__Job__. Identify all lines below that hold "value" and collect them.

[Saved data entries]
════
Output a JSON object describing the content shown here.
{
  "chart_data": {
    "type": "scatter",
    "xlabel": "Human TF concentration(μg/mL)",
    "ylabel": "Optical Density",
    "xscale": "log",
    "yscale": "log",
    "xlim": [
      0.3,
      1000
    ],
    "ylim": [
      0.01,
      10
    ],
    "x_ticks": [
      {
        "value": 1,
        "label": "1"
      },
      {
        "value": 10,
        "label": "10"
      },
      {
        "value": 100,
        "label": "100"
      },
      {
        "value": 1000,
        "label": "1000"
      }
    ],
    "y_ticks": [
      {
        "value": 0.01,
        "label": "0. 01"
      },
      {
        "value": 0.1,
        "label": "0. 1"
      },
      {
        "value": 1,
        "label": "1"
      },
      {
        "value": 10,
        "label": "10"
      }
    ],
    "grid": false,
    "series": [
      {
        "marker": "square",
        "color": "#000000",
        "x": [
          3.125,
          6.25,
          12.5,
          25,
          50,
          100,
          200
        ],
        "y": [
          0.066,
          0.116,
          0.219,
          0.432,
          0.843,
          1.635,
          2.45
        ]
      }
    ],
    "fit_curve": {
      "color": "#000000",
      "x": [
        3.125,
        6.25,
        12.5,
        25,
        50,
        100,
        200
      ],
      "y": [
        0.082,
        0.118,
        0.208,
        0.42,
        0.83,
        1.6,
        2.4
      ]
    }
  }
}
════
__Finished answer__.
        "value": 1,
        "value": 10,
        "value": 100,
        "value": 1000,
        "value": 0.01,
        "value": 0.1,
        "value": 1,
        "value": 10,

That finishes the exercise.